[Start of Recorded information]

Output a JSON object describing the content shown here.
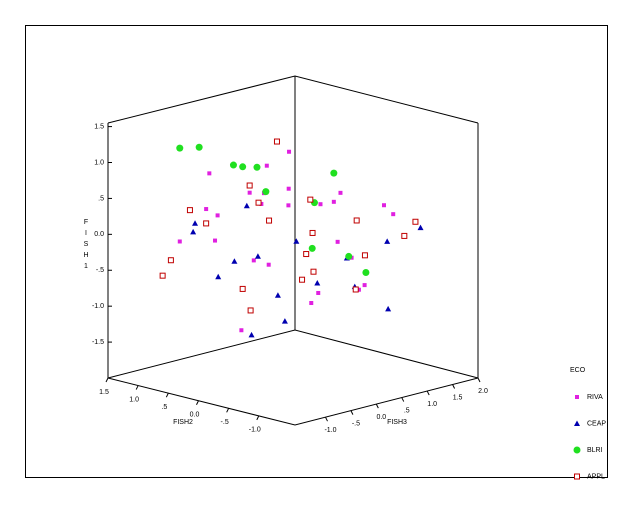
{
  "chart_data": {
    "type": "scatter3d",
    "x_label": "FISH2",
    "y_label": "FISH1",
    "z_label": "FISH3",
    "legend_title": "ECO",
    "legend_position": "right",
    "xlim": [
      1.5,
      -1.6
    ],
    "ylim": [
      -2.0,
      1.55
    ],
    "zlim": [
      -1.6,
      2.0
    ],
    "xticks": [
      1.5,
      {
        "value": 1.0,
        "label": "1.0"
      },
      {
        "value": 0.5,
        "label": ".5"
      },
      {
        "value": 0.0,
        "label": "0.0"
      },
      {
        "value": -0.5,
        "label": "-.5"
      },
      {
        "value": -1.0,
        "label": "-1.0"
      }
    ],
    "yticks": [
      1.5,
      {
        "value": 1.0,
        "label": "1.0"
      },
      {
        "value": 0.5,
        "label": ".5"
      },
      {
        "value": 0.0,
        "label": "0.0"
      },
      {
        "value": -0.5,
        "label": "-.5"
      },
      {
        "value": -1.0,
        "label": "-1.0"
      },
      -1.5
    ],
    "zticks": [
      {
        "value": -1.0,
        "label": "-1.0"
      },
      {
        "value": -0.5,
        "label": "-.5"
      },
      {
        "value": 0.0,
        "label": "0.0"
      },
      {
        "value": 0.5,
        "label": ".5"
      },
      {
        "value": 1.0,
        "label": "1.0"
      },
      1.5,
      {
        "value": 2.0,
        "label": "2.0"
      }
    ],
    "series": [
      {
        "name": "RIVA",
        "color": "#e020e0",
        "marker": "square",
        "x": [
          0.3,
          -0.5,
          0.8,
          -0.2,
          0.1,
          0.6,
          -0.8,
          0.4,
          -0.3,
          1.0,
          0.2,
          -0.6,
          0.5,
          -0.1,
          0.9,
          -0.4,
          0.0,
          0.7,
          -0.9,
          0.3,
          -0.2,
          0.6,
          0.1,
          -0.7,
          1.2,
          -0.3
        ],
        "y": [
          0.9,
          0.6,
          0.3,
          -0.2,
          1.1,
          -0.5,
          0.4,
          0.0,
          -0.8,
          0.7,
          0.2,
          -0.3,
          0.5,
          -1.0,
          -0.1,
          0.8,
          0.3,
          0.1,
          -0.6,
          -1.3,
          0.6,
          0.4,
          -0.4,
          0.2,
          0.0,
          -0.9
        ],
        "z": [
          0.1,
          0.6,
          -0.5,
          0.9,
          0.3,
          0.2,
          1.1,
          -0.8,
          0.4,
          -0.2,
          1.3,
          0.7,
          0.0,
          0.5,
          -0.9,
          -0.3,
          0.8,
          1.0,
          0.6,
          -0.4,
          -0.6,
          0.4,
          -0.1,
          1.4,
          0.2,
          1.2
        ]
      },
      {
        "name": "CEAP",
        "color": "#0000b0",
        "marker": "triangle",
        "x": [
          0.5,
          -0.2,
          0.9,
          0.2,
          -0.6,
          0.7,
          0.0,
          -0.9,
          0.4,
          1.1,
          -0.4,
          0.3,
          0.8,
          -0.1,
          0.6,
          -0.7
        ],
        "y": [
          -0.4,
          -0.7,
          0.1,
          -0.9,
          -0.2,
          -0.5,
          -1.2,
          0.0,
          -0.3,
          -0.1,
          -0.8,
          -1.4,
          0.2,
          -0.5,
          -0.6,
          -1.1
        ],
        "z": [
          -0.3,
          0.5,
          -0.6,
          0.2,
          1.4,
          0.4,
          0.1,
          1.7,
          0.8,
          -0.4,
          1.0,
          -0.2,
          0.3,
          1.2,
          -0.5,
          1.3
        ]
      },
      {
        "name": "BLRI",
        "color": "#20e020",
        "marker": "circle",
        "x": [
          1.0,
          0.7,
          0.4,
          0.9,
          -0.3,
          0.2,
          -0.5,
          0.6,
          0.1,
          -0.2,
          0.8
        ],
        "y": [
          1.1,
          0.8,
          0.5,
          1.2,
          -0.4,
          0.6,
          -0.6,
          0.9,
          0.3,
          -0.2,
          0.7
        ],
        "z": [
          -0.4,
          0.1,
          0.2,
          -0.9,
          1.0,
          1.3,
          1.1,
          -0.2,
          0.8,
          0.4,
          0.5
        ]
      },
      {
        "name": "APPL",
        "color": "#c00000",
        "marker": "open-square",
        "x": [
          0.8,
          -0.1,
          0.5,
          0.2,
          -0.6,
          1.1,
          0.3,
          -0.4,
          0.7,
          0.0,
          -0.8,
          0.4,
          0.9,
          -0.2,
          0.6,
          0.1,
          -0.5,
          1.3,
          -0.9,
          0.3
        ],
        "y": [
          0.1,
          -0.3,
          0.6,
          -0.7,
          0.2,
          -0.6,
          1.2,
          -0.4,
          -0.9,
          0.4,
          -0.1,
          -1.1,
          0.3,
          -0.6,
          0.0,
          0.5,
          -0.8,
          -0.5,
          0.1,
          -0.2
        ],
        "z": [
          -0.5,
          0.4,
          0.0,
          0.9,
          0.8,
          -1.0,
          0.3,
          1.2,
          0.1,
          0.6,
          1.5,
          -0.1,
          -0.7,
          0.2,
          0.5,
          -0.3,
          0.9,
          -0.6,
          1.6,
          1.0
        ]
      }
    ]
  }
}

[End of Recorded information]

The entries above are to be returned exactly, without their pictures.

Output a JSON object describing the content shown here.
{
  "chart_data": {
    "type": "scatter3d",
    "x_label": "FISH2",
    "y_label": "FISH1",
    "z_label": "FISH3",
    "legend_title": "ECO",
    "legend_position": "right",
    "xlim": [
      1.5,
      -1.6
    ],
    "ylim": [
      -2.0,
      1.55
    ],
    "zlim": [
      -1.6,
      2.0
    ],
    "xticks": [
      1.5,
      {
        "value": 1.0,
        "label": "1.0"
      },
      {
        "value": 0.5,
        "label": ".5"
      },
      {
        "value": 0.0,
        "label": "0.0"
      },
      {
        "value": -0.5,
        "label": "-.5"
      },
      {
        "value": -1.0,
        "label": "-1.0"
      }
    ],
    "yticks": [
      1.5,
      {
        "value": 1.0,
        "label": "1.0"
      },
      {
        "value": 0.5,
        "label": ".5"
      },
      {
        "value": 0.0,
        "label": "0.0"
      },
      {
        "value": -0.5,
        "label": "-.5"
      },
      {
        "value": -1.0,
        "label": "-1.0"
      },
      -1.5
    ],
    "zticks": [
      {
        "value": -1.0,
        "label": "-1.0"
      },
      {
        "value": -0.5,
        "label": "-.5"
      },
      {
        "value": 0.0,
        "label": "0.0"
      },
      {
        "value": 0.5,
        "label": ".5"
      },
      {
        "value": 1.0,
        "label": "1.0"
      },
      1.5,
      {
        "value": 2.0,
        "label": "2.0"
      }
    ],
    "series": [
      {
        "name": "RIVA",
        "color": "#e020e0",
        "marker": "square",
        "x": [
          0.3,
          -0.5,
          0.8,
          -0.2,
          0.1,
          0.6,
          -0.8,
          0.4,
          -0.3,
          1.0,
          0.2,
          -0.6,
          0.5,
          -0.1,
          0.9,
          -0.4,
          0.0,
          0.7,
          -0.9,
          0.3,
          -0.2,
          0.6,
          0.1,
          -0.7,
          1.2,
          -0.3
        ],
        "y": [
          0.9,
          0.6,
          0.3,
          -0.2,
          1.1,
          -0.5,
          0.4,
          0.0,
          -0.8,
          0.7,
          0.2,
          -0.3,
          0.5,
          -1.0,
          -0.1,
          0.8,
          0.3,
          0.1,
          -0.6,
          -1.3,
          0.6,
          0.4,
          -0.4,
          0.2,
          0.0,
          -0.9
        ],
        "z": [
          0.1,
          0.6,
          -0.5,
          0.9,
          0.3,
          0.2,
          1.1,
          -0.8,
          0.4,
          -0.2,
          1.3,
          0.7,
          0.0,
          0.5,
          -0.9,
          -0.3,
          0.8,
          1.0,
          0.6,
          -0.4,
          -0.6,
          0.4,
          -0.1,
          1.4,
          0.2,
          1.2
        ]
      },
      {
        "name": "CEAP",
        "color": "#0000b0",
        "marker": "triangle",
        "x": [
          0.5,
          -0.2,
          0.9,
          0.2,
          -0.6,
          0.7,
          0.0,
          -0.9,
          0.4,
          1.1,
          -0.4,
          0.3,
          0.8,
          -0.1,
          0.6,
          -0.7
        ],
        "y": [
          -0.4,
          -0.7,
          0.1,
          -0.9,
          -0.2,
          -0.5,
          -1.2,
          0.0,
          -0.3,
          -0.1,
          -0.8,
          -1.4,
          0.2,
          -0.5,
          -0.6,
          -1.1
        ],
        "z": [
          -0.3,
          0.5,
          -0.6,
          0.2,
          1.4,
          0.4,
          0.1,
          1.7,
          0.8,
          -0.4,
          1.0,
          -0.2,
          0.3,
          1.2,
          -0.5,
          1.3
        ]
      },
      {
        "name": "BLRI",
        "color": "#20e020",
        "marker": "circle",
        "x": [
          1.0,
          0.7,
          0.4,
          0.9,
          -0.3,
          0.2,
          -0.5,
          0.6,
          0.1,
          -0.2,
          0.8
        ],
        "y": [
          1.1,
          0.8,
          0.5,
          1.2,
          -0.4,
          0.6,
          -0.6,
          0.9,
          0.3,
          -0.2,
          0.7
        ],
        "z": [
          -0.4,
          0.1,
          0.2,
          -0.9,
          1.0,
          1.3,
          1.1,
          -0.2,
          0.8,
          0.4,
          0.5
        ]
      },
      {
        "name": "APPL",
        "color": "#c00000",
        "marker": "open-square",
        "x": [
          0.8,
          -0.1,
          0.5,
          0.2,
          -0.6,
          1.1,
          0.3,
          -0.4,
          0.7,
          0.0,
          -0.8,
          0.4,
          0.9,
          -0.2,
          0.6,
          0.1,
          -0.5,
          1.3,
          -0.9,
          0.3
        ],
        "y": [
          0.1,
          -0.3,
          0.6,
          -0.7,
          0.2,
          -0.6,
          1.2,
          -0.4,
          -0.9,
          0.4,
          -0.1,
          -1.1,
          0.3,
          -0.6,
          0.0,
          0.5,
          -0.8,
          -0.5,
          0.1,
          -0.2
        ],
        "z": [
          -0.5,
          0.4,
          0.0,
          0.9,
          0.8,
          -1.0,
          0.3,
          1.2,
          0.1,
          0.6,
          1.5,
          -0.1,
          -0.7,
          0.2,
          0.5,
          -0.3,
          0.9,
          -0.6,
          1.6,
          1.0
        ]
      }
    ]
  }
}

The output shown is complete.